__OBJECTIVE__
Please format each line of the listing below as a numbered list, skipping any blank lines and leaving the pictures out of your answer.

━━ TASK MATERIAL ━━

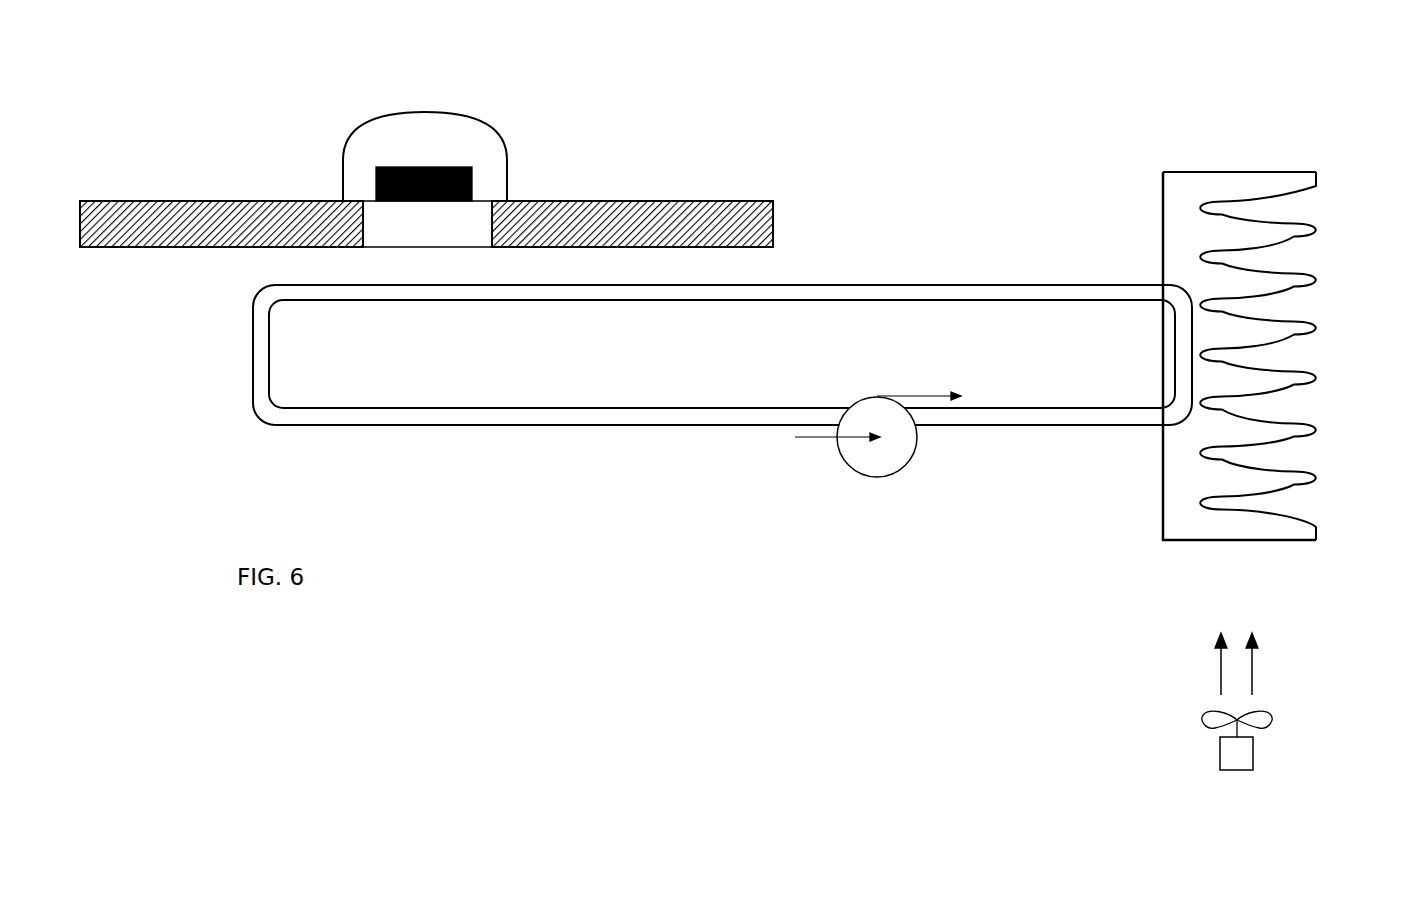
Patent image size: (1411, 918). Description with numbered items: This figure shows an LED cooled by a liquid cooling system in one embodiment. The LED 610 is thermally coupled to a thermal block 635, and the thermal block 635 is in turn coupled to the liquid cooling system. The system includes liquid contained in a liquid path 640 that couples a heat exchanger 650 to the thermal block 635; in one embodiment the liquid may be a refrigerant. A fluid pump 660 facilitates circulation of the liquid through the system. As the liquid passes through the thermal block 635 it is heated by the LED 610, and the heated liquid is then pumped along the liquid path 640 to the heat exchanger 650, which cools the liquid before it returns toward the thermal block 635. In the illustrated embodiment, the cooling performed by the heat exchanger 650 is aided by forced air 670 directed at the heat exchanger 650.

The LED 610 is at (487, 138).
The thermal block 635 is at (143, 277).
The liquid path 640 is at (878, 285).
The heat exchanger 650 is at (1177, 185).
The fluid pump 660 is at (895, 459).
The forced air 670 is at (1263, 663).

━━━

__RESULT OF THE EXERCISE__
1. Patent image size: (1411, 918). Description with numbered items: This figure shows an LED cooled by a liquid cooling system in one embodiment. The LED 610 is thermally coupled to a thermal block 635, and the thermal block 635 is in turn coupled to the liquid cooling system. The system includes liquid contained in a liquid path 640 that couples a heat exchanger 650 to the thermal block 635; in one embodiment the liquid may be a refrigerant. A fluid pump 660 facilitates circulation of the liquid through the system. As the liquid passes through the thermal block 635 it is heated by the LED 610, and the heated liquid is then pumped along the liquid path 640 to the heat exchanger 650, which cools the liquid before it returns toward the thermal block 635. In the illustrated embodiment, the cooling performed by the heat exchanger 650 is aided by forced air 670 directed at the heat exchanger 650.
2. The LED 610 is at (487, 138).
3. The thermal block 635 is at (143, 277).
4. The liquid path 640 is at (878, 285).
5. The heat exchanger 650 is at (1177, 185).
6. The fluid pump 660 is at (895, 459).
7. The forced air 670 is at (1263, 663).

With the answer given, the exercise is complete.